» **GOAL**: The required result is the exact run of lines beginning at the one containing "Convert this screenshot" and ending at the last line of the entries.

» **RECORDS SHOWN**:
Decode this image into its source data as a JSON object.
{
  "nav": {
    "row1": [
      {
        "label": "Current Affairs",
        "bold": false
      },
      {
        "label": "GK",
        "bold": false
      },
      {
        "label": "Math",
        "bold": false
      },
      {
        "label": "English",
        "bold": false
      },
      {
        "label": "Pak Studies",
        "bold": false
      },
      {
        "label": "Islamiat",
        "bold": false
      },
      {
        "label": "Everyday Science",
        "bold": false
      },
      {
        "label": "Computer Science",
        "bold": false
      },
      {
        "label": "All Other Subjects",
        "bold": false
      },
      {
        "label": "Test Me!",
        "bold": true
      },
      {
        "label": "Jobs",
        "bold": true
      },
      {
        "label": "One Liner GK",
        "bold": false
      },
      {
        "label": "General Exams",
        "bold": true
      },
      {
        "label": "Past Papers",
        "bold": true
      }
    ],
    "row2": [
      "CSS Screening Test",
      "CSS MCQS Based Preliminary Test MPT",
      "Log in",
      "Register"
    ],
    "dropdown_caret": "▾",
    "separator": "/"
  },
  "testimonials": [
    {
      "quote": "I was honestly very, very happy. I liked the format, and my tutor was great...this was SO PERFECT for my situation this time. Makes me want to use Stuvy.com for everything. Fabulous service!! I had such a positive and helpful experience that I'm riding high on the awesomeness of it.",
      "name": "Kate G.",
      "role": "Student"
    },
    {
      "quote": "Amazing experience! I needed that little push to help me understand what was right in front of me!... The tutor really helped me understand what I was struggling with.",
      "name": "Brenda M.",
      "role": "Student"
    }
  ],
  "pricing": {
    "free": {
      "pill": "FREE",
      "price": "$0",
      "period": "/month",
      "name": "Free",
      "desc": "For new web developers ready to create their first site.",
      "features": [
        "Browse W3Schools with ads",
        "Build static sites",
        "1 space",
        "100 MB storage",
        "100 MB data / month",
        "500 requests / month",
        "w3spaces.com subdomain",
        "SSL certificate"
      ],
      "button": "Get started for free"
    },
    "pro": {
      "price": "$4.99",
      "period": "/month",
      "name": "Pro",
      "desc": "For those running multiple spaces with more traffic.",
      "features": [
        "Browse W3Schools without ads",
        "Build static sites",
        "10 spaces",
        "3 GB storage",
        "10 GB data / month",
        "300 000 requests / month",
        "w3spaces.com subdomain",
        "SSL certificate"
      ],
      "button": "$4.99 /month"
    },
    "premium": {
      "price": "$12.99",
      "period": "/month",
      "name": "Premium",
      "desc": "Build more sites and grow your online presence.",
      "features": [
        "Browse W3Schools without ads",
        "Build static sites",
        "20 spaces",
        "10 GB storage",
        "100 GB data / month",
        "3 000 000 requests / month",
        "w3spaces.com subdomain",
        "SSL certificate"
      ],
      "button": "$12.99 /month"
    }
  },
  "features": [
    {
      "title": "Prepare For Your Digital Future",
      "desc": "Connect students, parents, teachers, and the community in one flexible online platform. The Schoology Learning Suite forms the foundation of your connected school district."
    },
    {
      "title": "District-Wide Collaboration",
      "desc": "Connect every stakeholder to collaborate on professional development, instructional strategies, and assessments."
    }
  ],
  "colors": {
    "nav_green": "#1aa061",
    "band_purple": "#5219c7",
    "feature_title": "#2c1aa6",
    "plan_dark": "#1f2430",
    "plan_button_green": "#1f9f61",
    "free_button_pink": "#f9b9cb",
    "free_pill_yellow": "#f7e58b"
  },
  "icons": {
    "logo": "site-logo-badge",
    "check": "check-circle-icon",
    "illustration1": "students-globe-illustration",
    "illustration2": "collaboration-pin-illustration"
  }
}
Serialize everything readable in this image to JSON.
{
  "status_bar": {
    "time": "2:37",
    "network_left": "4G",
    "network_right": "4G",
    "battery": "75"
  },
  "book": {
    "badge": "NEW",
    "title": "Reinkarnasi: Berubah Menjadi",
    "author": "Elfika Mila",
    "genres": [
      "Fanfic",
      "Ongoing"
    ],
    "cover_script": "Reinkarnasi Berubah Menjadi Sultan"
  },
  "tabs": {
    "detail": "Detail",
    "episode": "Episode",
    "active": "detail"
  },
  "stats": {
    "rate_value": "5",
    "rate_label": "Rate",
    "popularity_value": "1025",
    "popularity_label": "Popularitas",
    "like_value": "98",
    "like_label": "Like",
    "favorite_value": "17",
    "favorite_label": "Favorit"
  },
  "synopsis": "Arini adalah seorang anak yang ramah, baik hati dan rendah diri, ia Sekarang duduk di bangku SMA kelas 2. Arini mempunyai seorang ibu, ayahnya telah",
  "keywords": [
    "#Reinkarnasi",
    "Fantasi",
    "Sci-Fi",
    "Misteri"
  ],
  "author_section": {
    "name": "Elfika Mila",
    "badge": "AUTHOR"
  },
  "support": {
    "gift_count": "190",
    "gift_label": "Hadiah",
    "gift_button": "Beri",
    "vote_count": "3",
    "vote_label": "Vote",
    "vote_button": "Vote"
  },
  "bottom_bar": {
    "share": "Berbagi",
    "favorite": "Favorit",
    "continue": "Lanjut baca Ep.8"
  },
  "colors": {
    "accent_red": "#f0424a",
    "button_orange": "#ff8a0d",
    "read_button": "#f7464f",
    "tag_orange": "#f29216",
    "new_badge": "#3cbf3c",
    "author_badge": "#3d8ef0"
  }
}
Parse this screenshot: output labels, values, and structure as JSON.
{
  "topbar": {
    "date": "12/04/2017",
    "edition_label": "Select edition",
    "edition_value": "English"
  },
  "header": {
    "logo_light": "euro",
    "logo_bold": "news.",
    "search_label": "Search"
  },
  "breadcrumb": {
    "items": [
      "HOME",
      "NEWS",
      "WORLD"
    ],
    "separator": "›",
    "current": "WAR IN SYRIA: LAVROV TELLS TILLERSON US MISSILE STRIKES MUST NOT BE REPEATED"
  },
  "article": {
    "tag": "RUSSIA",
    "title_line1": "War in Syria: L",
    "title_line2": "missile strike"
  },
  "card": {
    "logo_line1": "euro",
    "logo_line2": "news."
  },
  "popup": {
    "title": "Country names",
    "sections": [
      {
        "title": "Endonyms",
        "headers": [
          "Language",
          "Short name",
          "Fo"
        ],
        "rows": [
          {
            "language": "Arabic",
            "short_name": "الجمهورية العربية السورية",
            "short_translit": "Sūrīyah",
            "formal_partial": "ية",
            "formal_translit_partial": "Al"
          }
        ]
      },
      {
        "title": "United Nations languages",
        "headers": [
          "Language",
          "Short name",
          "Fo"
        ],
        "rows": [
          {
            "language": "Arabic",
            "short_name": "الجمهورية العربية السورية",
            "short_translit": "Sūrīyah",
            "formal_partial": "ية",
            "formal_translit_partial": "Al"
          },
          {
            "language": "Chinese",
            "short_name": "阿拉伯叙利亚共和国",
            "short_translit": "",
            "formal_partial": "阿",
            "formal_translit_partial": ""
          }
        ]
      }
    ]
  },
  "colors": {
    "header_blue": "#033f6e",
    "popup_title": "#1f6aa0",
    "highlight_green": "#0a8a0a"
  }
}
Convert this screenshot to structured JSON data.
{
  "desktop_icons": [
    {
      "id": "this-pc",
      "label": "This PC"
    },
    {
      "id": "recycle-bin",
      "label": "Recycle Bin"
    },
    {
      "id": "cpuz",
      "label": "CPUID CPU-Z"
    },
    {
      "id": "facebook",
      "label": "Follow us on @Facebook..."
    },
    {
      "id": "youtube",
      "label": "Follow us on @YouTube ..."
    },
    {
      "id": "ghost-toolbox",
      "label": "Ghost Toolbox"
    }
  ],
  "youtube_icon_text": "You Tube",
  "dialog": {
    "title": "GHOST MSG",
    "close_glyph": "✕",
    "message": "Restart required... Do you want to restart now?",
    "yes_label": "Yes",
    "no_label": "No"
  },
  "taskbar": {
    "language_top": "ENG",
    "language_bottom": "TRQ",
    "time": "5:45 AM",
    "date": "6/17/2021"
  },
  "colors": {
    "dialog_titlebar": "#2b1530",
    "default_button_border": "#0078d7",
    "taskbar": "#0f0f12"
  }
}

» **COMPLETED TASK**:
Convert this screenshot to structured JSON data.
{
  "desktop_icons": [
    {
      "id": "this-pc",
      "label": "This PC"
    },
    {
      "id": "recycle-bin",
      "label": "Recycle Bin"
    },
    {
      "id": "cpuz",
      "label": "CPUID CPU-Z"
    },
    {
      "id": "facebook",
      "label": "Follow us on @Facebook..."
    },
    {
      "id": "youtube",
      "label": "Follow us on @YouTube ..."
    },
    {
      "id": "ghost-toolbox",
      "label": "Ghost Toolbox"
    }
  ],
  "youtube_icon_text": "You Tube",
  "dialog": {
    "title": "GHOST MSG",
    "close_glyph": "✕",
    "message": "Restart required... Do you want to restart now?",
    "yes_label": "Yes",
    "no_label": "No"
  },
  "taskbar": {
    "language_top": "ENG",
    "language_bottom": "TRQ",
    "time": "5:45 AM",
    "date": "6/17/2021"
  },
  "colors": {
    "dialog_titlebar": "#2b1530",
    "default_button_border": "#0078d7",
    "taskbar": "#0f0f12"
  }
}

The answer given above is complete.